> **Aim of the task**
Using the listing below, extract each line that has the word "legend" in it.

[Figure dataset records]
·····
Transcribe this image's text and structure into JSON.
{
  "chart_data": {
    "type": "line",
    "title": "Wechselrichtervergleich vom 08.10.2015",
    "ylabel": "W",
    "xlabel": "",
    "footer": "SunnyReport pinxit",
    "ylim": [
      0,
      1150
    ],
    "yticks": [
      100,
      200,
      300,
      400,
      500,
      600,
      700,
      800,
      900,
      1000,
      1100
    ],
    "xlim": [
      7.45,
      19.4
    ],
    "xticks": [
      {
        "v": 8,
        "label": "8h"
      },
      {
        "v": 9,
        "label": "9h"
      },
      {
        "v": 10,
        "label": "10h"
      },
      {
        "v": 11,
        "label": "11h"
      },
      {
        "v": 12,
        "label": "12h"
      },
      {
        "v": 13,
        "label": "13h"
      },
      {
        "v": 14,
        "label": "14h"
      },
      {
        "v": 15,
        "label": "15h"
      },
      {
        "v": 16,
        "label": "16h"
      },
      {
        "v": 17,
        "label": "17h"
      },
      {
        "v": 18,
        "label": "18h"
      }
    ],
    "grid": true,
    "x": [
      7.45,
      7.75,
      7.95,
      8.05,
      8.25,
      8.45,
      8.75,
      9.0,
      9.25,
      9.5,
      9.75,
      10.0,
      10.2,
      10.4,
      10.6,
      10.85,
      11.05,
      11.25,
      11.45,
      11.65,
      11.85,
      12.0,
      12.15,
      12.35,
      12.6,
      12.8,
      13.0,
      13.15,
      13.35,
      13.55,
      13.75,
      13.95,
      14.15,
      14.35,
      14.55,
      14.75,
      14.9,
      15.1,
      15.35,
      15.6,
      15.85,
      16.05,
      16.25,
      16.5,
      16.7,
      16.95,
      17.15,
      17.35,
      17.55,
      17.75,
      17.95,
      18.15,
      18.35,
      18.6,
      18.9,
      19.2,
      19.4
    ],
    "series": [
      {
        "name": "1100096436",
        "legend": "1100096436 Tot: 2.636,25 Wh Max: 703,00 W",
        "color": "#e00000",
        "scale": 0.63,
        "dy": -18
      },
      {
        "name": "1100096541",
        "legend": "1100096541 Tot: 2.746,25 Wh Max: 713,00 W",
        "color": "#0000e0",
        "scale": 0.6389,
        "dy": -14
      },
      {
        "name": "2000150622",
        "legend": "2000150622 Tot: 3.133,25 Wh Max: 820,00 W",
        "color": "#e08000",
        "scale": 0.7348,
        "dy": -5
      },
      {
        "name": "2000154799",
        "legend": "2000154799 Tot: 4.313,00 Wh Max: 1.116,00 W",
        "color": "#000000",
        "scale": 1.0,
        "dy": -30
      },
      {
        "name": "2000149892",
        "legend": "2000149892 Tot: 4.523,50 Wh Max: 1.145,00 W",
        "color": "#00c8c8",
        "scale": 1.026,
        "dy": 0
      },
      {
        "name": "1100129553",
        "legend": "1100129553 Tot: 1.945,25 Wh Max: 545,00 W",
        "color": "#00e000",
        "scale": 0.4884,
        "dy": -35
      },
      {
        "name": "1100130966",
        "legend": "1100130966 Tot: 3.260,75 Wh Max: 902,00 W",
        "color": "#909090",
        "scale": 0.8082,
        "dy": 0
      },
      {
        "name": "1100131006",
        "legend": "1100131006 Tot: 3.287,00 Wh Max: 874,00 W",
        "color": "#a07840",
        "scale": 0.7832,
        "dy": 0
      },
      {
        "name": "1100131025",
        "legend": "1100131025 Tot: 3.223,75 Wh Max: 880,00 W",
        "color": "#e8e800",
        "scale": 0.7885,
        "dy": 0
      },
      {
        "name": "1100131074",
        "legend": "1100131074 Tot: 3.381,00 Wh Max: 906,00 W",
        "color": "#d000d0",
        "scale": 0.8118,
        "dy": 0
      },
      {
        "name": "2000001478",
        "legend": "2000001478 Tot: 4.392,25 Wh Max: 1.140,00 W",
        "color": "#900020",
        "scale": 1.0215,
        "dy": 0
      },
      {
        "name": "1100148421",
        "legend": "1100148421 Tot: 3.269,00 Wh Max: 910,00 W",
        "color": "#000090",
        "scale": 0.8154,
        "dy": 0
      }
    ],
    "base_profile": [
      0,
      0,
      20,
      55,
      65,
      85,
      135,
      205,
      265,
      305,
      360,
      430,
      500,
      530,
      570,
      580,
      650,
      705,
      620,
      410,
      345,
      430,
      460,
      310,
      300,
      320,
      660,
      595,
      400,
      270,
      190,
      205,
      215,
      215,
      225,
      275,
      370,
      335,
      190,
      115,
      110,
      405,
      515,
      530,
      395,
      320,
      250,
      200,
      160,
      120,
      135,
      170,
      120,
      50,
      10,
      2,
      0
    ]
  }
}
·····
> **Result for this exercise**
        "legend": "1100096436 Tot: 2.636,25 Wh Max: 703,00 W",
        "legend": "1100096541 Tot: 2.746,25 Wh Max: 713,00 W",
        "legend": "2000150622 Tot: 3.133,25 Wh Max: 820,00 W",
        "legend": "2000154799 Tot: 4.313,00 Wh Max: 1.116,00 W",
        "legend": "2000149892 Tot: 4.523,50 Wh Max: 1.145,00 W",
        "legend": "1100129553 Tot: 1.945,25 Wh Max: 545,00 W",
        "legend": "1100130966 Tot: 3.260,75 Wh Max: 902,00 W",
        "legend": "1100131006 Tot: 3.287,00 Wh Max: 874,00 W",
        "legend": "1100131025 Tot: 3.223,75 Wh Max: 880,00 W",
        "legend": "1100131074 Tot: 3.381,00 Wh Max: 906,00 W",
        "legend": "2000001478 Tot: 4.392,25 Wh Max: 1.140,00 W",
        "legend": "1100148421 Tot: 3.269,00 Wh Max: 910,00 W",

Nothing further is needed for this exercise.